> _Stated exercise_: In the listing that follows, count each line containing the string "novega" and report only the count.

__________________________________________________

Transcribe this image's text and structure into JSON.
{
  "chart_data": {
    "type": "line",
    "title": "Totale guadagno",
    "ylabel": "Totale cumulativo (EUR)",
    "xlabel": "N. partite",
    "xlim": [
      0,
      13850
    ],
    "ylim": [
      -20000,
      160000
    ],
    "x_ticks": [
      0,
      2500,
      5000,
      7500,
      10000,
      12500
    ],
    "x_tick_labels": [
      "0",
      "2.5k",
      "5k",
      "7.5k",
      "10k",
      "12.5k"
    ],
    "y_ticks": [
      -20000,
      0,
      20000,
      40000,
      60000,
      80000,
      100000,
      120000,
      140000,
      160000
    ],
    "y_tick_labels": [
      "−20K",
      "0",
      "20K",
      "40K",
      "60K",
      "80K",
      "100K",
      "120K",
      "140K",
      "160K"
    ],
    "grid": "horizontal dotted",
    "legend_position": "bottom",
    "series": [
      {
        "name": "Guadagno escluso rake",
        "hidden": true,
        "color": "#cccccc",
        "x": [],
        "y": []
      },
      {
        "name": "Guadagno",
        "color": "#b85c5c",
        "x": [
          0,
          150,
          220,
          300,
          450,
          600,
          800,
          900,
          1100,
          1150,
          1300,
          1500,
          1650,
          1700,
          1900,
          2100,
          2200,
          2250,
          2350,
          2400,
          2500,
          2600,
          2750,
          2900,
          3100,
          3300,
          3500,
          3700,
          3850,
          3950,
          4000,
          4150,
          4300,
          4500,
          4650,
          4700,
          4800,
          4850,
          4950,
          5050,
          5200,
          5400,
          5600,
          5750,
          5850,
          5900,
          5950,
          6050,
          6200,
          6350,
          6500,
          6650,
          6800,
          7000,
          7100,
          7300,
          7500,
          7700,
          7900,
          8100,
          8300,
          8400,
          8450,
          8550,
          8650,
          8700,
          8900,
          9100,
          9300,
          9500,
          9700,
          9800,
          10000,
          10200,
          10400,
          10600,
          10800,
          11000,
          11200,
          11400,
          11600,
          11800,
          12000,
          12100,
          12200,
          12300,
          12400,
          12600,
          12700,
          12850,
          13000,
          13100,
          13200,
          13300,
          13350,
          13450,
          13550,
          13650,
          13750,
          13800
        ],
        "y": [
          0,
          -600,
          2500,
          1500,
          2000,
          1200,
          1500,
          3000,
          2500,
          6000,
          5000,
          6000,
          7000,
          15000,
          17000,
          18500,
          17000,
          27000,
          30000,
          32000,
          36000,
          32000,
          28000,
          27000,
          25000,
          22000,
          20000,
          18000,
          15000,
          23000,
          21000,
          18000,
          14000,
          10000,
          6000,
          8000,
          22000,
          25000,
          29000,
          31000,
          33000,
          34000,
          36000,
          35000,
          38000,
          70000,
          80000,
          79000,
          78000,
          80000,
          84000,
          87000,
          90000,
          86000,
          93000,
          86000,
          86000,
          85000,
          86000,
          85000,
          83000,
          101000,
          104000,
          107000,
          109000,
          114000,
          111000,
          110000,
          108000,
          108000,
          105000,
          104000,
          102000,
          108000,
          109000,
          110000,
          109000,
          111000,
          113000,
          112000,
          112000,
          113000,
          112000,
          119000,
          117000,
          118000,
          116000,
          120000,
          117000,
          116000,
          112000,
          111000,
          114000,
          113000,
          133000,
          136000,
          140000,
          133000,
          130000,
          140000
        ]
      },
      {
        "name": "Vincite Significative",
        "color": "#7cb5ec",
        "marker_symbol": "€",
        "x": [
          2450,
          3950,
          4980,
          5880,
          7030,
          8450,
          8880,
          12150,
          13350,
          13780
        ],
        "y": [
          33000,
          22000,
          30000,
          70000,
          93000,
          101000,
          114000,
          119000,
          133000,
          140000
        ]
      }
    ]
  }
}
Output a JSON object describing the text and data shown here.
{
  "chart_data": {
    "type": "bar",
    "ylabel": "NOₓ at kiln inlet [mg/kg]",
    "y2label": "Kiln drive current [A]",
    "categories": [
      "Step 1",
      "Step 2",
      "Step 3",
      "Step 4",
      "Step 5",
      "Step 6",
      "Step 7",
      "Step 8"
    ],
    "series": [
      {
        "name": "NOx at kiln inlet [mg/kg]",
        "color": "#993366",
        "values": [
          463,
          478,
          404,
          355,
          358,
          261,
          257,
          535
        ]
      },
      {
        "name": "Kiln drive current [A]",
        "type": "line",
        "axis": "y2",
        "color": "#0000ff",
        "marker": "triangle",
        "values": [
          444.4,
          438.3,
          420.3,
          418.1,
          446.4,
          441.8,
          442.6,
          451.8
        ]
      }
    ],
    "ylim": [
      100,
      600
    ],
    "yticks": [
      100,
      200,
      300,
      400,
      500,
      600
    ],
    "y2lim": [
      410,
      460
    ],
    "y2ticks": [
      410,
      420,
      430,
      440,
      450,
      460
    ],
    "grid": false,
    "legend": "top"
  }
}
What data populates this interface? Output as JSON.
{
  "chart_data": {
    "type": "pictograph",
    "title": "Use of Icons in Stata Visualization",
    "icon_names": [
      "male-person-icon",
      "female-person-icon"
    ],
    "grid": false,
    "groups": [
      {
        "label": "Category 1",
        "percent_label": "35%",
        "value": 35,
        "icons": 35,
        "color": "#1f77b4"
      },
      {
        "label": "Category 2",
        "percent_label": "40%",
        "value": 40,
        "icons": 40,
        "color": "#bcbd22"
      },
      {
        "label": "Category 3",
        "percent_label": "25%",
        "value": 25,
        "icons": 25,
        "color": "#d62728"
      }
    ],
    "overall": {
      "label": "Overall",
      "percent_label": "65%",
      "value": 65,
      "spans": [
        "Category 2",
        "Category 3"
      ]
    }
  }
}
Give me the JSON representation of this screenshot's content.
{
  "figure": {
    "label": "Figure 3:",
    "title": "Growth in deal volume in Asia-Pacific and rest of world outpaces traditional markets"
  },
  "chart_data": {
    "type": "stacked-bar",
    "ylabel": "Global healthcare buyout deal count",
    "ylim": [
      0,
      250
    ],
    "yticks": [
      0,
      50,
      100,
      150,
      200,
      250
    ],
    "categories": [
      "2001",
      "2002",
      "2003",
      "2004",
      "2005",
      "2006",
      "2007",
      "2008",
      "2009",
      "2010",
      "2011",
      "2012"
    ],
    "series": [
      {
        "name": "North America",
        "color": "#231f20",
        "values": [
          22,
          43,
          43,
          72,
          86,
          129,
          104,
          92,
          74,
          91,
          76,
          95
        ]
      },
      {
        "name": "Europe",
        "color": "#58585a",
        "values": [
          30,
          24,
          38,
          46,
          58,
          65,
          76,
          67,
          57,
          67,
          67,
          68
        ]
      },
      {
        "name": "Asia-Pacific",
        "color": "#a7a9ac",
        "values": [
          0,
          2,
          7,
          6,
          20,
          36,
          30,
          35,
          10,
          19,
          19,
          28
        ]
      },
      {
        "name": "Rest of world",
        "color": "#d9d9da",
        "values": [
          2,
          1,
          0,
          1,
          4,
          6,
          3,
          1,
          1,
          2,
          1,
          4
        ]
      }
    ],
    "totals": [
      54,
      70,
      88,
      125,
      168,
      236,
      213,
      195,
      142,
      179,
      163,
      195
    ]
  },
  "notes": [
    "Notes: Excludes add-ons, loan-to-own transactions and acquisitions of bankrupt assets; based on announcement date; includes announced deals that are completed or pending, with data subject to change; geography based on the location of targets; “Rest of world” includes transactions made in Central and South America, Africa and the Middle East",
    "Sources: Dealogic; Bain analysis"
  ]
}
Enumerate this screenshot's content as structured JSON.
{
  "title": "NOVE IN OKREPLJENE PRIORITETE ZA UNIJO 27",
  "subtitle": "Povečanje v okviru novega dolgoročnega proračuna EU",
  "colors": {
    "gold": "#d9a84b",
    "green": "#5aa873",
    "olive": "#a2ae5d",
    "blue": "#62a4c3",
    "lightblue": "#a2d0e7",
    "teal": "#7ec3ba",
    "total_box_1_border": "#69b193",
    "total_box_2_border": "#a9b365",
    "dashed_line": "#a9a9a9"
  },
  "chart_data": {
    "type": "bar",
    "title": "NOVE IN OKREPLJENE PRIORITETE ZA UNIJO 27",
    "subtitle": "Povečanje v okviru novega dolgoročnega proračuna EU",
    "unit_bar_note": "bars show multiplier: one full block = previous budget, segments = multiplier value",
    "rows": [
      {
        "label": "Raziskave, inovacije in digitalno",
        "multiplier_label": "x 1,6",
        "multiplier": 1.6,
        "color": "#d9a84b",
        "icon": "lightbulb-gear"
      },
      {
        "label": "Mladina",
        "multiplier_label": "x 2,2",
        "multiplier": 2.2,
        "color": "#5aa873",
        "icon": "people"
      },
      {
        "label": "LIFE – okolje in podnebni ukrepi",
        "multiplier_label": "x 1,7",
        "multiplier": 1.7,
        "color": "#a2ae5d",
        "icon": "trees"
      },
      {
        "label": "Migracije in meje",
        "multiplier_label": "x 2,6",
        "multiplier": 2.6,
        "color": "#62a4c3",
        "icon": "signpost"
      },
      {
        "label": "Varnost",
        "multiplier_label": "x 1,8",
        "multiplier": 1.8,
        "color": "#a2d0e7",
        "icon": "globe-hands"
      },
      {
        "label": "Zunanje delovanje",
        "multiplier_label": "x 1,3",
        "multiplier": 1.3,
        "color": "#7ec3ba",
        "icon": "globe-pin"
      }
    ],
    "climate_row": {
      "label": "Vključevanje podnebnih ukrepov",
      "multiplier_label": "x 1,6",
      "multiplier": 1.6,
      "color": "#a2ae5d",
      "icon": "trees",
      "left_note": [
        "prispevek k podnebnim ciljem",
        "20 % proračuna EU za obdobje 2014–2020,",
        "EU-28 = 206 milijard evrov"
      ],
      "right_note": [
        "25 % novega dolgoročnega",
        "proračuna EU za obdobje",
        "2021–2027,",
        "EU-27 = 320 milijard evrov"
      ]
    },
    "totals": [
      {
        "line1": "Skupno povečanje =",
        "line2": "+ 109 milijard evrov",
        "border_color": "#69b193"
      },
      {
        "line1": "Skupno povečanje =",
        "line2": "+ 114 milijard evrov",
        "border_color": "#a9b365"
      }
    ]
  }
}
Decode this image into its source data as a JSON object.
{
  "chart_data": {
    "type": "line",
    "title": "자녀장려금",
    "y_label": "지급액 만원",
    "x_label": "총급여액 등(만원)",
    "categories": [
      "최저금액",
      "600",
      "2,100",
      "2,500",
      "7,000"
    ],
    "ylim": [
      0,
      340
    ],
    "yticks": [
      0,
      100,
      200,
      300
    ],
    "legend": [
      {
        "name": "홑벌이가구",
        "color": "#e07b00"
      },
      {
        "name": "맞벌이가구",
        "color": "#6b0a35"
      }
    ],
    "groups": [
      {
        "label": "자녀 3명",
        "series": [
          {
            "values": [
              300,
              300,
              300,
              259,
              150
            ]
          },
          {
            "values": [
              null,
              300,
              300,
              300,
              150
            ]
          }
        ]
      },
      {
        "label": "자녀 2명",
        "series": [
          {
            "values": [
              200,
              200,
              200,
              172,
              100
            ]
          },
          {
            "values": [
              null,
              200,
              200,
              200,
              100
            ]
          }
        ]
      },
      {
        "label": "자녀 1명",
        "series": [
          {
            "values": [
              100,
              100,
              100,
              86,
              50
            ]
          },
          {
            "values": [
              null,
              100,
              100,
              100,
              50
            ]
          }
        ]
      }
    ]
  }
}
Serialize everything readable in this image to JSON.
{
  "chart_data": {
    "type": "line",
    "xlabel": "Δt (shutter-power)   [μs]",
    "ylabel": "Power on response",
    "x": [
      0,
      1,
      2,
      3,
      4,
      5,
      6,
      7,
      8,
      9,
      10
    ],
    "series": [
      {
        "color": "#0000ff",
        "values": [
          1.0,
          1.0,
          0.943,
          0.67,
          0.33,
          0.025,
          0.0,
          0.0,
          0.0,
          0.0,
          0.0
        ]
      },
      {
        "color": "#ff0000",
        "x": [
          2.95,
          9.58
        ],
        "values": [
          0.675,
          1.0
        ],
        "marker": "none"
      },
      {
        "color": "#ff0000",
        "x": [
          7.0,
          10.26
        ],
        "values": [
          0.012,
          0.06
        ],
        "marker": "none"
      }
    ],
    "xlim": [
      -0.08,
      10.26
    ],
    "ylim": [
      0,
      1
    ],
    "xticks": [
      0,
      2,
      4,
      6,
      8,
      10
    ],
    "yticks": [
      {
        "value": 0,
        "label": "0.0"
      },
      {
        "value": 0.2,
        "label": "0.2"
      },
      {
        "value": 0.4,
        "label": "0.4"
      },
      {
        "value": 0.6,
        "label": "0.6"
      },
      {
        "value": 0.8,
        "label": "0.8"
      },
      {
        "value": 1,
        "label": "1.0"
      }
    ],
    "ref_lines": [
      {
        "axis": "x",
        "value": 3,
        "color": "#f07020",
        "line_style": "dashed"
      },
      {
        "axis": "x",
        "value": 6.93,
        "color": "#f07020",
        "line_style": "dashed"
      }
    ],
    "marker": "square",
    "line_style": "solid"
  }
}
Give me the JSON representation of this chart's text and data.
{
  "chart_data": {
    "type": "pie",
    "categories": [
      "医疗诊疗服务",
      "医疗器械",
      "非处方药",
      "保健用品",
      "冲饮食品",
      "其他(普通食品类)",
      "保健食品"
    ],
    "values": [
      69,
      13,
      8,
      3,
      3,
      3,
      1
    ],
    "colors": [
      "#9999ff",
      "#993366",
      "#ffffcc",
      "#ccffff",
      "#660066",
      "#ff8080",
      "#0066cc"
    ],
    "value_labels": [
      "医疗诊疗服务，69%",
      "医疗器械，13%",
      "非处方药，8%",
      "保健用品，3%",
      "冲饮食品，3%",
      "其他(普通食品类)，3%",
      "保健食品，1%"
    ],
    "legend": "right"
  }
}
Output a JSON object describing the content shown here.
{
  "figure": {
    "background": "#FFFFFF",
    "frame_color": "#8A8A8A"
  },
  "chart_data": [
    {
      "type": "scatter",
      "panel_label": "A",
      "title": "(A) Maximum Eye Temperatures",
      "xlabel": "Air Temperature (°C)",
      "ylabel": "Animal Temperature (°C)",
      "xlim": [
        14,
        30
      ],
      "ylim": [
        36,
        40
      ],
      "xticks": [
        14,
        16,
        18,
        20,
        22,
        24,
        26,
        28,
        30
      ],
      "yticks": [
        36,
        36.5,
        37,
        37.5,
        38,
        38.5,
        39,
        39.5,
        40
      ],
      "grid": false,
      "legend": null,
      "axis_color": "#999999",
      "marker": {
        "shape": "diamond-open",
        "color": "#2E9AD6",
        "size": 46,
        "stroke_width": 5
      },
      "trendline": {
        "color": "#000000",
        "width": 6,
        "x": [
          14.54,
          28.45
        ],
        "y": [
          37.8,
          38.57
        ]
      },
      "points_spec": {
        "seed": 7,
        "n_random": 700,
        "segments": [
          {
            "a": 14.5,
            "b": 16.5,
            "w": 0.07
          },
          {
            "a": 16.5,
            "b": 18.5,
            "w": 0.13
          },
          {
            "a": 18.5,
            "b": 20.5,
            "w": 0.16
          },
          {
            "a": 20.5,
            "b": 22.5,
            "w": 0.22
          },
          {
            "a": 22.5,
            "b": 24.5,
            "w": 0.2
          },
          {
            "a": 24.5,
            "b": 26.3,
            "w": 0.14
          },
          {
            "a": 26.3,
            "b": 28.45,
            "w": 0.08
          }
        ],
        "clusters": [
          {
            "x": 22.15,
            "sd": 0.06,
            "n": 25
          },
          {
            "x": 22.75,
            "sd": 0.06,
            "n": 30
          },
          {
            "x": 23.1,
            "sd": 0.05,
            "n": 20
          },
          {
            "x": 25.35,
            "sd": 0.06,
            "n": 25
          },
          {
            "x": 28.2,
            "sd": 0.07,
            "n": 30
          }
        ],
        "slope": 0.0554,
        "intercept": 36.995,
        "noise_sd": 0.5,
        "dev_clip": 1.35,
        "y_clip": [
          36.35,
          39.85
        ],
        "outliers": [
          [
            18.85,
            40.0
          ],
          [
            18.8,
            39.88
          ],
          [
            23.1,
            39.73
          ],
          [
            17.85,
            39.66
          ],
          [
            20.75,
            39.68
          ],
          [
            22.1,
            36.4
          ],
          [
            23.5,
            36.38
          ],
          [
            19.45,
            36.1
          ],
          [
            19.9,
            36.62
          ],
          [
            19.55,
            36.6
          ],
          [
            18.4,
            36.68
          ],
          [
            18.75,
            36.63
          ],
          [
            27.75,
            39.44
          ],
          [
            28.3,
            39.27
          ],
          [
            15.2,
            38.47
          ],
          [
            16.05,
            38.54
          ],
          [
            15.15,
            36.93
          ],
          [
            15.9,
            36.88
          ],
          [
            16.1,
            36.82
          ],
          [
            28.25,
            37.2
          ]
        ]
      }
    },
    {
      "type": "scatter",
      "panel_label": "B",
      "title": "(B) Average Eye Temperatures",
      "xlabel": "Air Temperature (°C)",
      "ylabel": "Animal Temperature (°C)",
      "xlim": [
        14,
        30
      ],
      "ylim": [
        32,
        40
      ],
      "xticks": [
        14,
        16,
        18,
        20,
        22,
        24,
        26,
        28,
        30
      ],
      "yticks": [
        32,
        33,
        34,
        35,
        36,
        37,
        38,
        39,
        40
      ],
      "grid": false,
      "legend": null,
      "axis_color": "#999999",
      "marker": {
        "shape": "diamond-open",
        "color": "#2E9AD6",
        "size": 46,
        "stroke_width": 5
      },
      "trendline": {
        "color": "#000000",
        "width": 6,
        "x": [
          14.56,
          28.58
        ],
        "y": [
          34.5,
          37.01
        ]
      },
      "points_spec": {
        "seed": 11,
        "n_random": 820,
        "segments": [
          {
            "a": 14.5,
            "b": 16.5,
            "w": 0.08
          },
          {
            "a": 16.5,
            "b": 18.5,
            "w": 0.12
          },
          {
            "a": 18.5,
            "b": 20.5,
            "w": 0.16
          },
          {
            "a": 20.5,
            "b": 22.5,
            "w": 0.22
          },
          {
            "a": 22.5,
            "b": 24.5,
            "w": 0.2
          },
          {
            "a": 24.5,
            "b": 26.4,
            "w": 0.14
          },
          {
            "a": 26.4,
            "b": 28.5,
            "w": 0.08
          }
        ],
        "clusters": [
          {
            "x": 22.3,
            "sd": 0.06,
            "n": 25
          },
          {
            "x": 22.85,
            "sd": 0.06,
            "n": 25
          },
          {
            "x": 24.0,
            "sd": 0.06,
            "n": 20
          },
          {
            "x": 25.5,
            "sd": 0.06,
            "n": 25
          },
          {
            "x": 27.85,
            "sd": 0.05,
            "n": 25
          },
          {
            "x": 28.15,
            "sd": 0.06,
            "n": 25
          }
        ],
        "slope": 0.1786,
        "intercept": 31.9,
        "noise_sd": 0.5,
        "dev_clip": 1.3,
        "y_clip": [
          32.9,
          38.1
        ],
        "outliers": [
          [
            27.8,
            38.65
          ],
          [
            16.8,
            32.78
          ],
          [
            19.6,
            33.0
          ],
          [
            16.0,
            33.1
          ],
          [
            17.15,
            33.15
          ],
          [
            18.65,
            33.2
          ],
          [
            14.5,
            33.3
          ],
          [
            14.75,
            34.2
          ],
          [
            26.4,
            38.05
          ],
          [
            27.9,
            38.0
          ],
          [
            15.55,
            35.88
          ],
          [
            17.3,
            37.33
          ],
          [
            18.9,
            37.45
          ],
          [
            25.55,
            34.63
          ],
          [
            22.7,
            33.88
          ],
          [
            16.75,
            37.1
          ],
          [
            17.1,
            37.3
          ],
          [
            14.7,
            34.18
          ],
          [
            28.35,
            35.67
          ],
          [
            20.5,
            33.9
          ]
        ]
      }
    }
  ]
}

__________________________________________________

> _Response to this exercise_: 3